§ **Task description**
Go through the data and copy each line that holds "subtitle".

<<<<

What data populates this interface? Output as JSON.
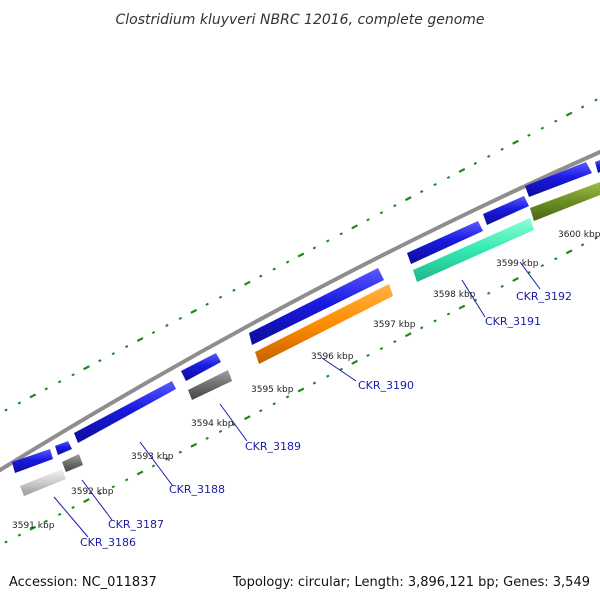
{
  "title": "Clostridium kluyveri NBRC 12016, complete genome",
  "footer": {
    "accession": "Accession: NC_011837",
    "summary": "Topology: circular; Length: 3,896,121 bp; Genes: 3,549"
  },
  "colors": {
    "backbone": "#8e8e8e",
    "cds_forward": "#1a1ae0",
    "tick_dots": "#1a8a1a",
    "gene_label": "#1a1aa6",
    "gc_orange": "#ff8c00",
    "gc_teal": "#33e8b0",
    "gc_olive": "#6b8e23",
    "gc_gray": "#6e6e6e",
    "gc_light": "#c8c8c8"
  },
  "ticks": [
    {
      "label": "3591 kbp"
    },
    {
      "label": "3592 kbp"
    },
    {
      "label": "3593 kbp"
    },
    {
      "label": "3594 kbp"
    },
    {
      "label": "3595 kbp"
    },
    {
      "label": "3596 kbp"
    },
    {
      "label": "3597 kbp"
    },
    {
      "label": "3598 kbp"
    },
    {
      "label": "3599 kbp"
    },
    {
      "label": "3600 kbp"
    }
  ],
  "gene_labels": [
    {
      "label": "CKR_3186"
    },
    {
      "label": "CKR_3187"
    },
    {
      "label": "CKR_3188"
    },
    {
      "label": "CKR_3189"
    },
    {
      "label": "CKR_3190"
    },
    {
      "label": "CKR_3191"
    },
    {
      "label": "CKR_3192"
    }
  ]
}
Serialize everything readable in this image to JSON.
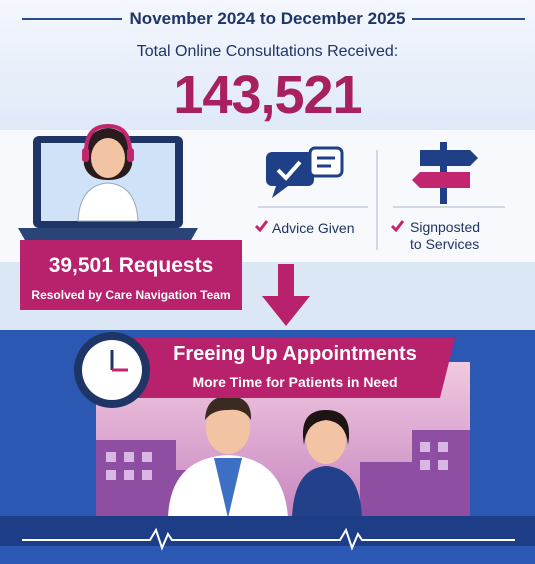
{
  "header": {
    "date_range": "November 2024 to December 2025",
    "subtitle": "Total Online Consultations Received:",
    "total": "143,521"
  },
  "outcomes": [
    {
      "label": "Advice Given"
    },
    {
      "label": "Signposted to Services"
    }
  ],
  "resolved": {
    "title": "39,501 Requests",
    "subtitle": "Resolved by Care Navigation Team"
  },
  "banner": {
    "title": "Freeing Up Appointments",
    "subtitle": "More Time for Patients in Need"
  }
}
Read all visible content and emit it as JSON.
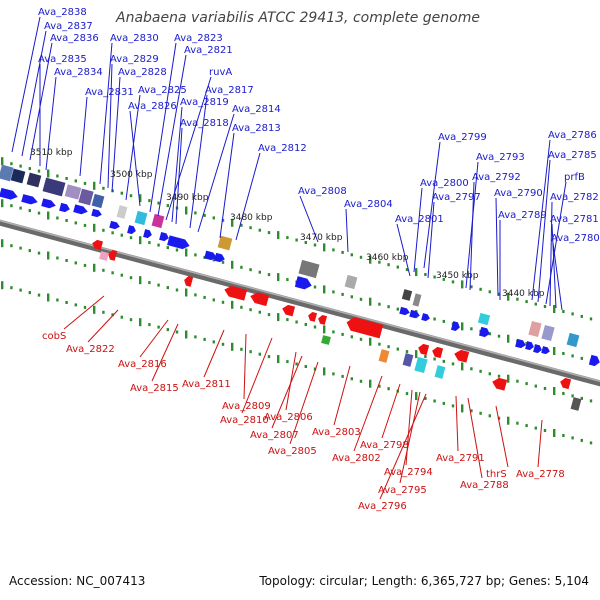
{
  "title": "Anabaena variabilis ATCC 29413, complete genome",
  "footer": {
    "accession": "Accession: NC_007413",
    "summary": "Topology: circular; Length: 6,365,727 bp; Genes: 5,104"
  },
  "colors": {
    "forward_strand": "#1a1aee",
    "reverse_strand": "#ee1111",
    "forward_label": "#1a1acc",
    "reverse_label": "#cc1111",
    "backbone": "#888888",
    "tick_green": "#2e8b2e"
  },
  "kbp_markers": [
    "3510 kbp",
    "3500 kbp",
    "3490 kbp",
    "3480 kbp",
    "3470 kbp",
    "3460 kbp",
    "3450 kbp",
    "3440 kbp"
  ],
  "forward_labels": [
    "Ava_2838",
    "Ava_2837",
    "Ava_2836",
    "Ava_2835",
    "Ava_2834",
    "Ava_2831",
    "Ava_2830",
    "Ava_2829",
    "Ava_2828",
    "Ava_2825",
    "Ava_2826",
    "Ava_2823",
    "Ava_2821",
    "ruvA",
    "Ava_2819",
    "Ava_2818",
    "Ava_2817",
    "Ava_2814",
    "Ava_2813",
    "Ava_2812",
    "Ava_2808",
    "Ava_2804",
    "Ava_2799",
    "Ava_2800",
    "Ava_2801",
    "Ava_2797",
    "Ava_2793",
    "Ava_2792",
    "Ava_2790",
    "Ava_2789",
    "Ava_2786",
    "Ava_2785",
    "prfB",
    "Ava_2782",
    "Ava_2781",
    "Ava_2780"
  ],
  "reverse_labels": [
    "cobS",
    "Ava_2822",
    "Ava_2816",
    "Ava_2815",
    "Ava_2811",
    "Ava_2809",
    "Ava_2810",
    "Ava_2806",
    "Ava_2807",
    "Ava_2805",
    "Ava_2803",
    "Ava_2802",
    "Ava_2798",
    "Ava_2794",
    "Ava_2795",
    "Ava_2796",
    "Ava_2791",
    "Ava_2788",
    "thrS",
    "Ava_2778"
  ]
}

>>>>

§ **Exercise answer**
    "subtitle": "Total Online Consultations Received:",
    "subtitle": "Resolved by Care Navigation Team"
    "subtitle": "More Time for Patients in Need"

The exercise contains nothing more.